Aim of the exercise -> Each entry is to be retyped exactly as it appears, and each image is to be dropped.

Records excerpted from a collection
═══

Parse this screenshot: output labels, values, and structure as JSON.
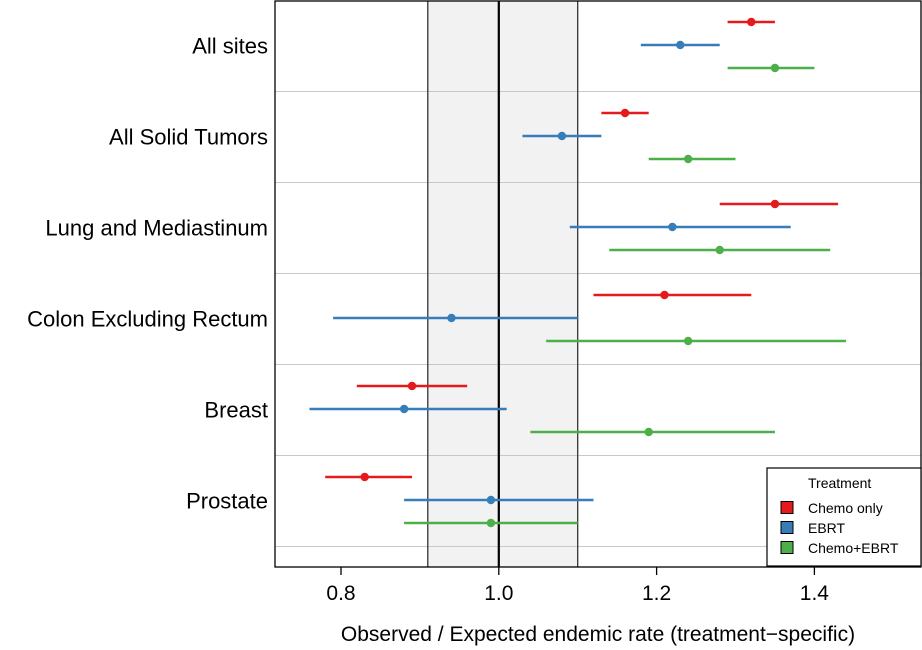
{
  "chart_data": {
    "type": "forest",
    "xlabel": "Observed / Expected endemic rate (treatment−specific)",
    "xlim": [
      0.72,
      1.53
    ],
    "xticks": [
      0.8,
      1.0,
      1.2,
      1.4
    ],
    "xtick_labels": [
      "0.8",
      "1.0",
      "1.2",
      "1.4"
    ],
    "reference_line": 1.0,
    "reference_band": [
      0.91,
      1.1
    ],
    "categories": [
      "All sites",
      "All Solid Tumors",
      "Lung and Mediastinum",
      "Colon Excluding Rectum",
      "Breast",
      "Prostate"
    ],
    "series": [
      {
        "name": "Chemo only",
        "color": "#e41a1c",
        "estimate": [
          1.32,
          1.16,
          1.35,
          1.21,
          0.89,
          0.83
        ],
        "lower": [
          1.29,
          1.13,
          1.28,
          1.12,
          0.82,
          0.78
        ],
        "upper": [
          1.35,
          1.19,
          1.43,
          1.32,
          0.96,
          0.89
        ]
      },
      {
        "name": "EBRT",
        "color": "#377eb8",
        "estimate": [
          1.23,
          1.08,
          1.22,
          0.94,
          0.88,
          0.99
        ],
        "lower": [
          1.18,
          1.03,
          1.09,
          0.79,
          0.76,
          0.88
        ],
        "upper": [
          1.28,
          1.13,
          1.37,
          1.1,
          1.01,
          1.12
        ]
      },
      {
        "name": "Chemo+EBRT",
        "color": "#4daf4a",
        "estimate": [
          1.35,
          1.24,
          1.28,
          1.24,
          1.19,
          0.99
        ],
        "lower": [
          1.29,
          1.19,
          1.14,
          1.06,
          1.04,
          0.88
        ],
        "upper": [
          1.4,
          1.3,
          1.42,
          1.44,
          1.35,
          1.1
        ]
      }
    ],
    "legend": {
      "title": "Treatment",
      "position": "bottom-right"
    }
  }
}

═══

Result for this task ->
Parse this screenshot: output labels, values, and structure as JSON.
{
  "chart_data": {
    "type": "forest",
    "xlabel": "Observed / Expected endemic rate (treatment−specific)",
    "xlim": [
      0.72,
      1.53
    ],
    "xticks": [
      0.8,
      1.0,
      1.2,
      1.4
    ],
    "xtick_labels": [
      "0.8",
      "1.0",
      "1.2",
      "1.4"
    ],
    "reference_line": 1.0,
    "reference_band": [
      0.91,
      1.1
    ],
    "categories": [
      "All sites",
      "All Solid Tumors",
      "Lung and Mediastinum",
      "Colon Excluding Rectum",
      "Breast",
      "Prostate"
    ],
    "series": [
      {
        "name": "Chemo only",
        "color": "#e41a1c",
        "estimate": [
          1.32,
          1.16,
          1.35,
          1.21,
          0.89,
          0.83
        ],
        "lower": [
          1.29,
          1.13,
          1.28,
          1.12,
          0.82,
          0.78
        ],
        "upper": [
          1.35,
          1.19,
          1.43,
          1.32,
          0.96,
          0.89
        ]
      },
      {
        "name": "EBRT",
        "color": "#377eb8",
        "estimate": [
          1.23,
          1.08,
          1.22,
          0.94,
          0.88,
          0.99
        ],
        "lower": [
          1.18,
          1.03,
          1.09,
          0.79,
          0.76,
          0.88
        ],
        "upper": [
          1.28,
          1.13,
          1.37,
          1.1,
          1.01,
          1.12
        ]
      },
      {
        "name": "Chemo+EBRT",
        "color": "#4daf4a",
        "estimate": [
          1.35,
          1.24,
          1.28,
          1.24,
          1.19,
          0.99
        ],
        "lower": [
          1.29,
          1.19,
          1.14,
          1.06,
          1.04,
          0.88
        ],
        "upper": [
          1.4,
          1.3,
          1.42,
          1.44,
          1.35,
          1.1
        ]
      }
    ],
    "legend": {
      "title": "Treatment",
      "position": "bottom-right"
    }
  }
}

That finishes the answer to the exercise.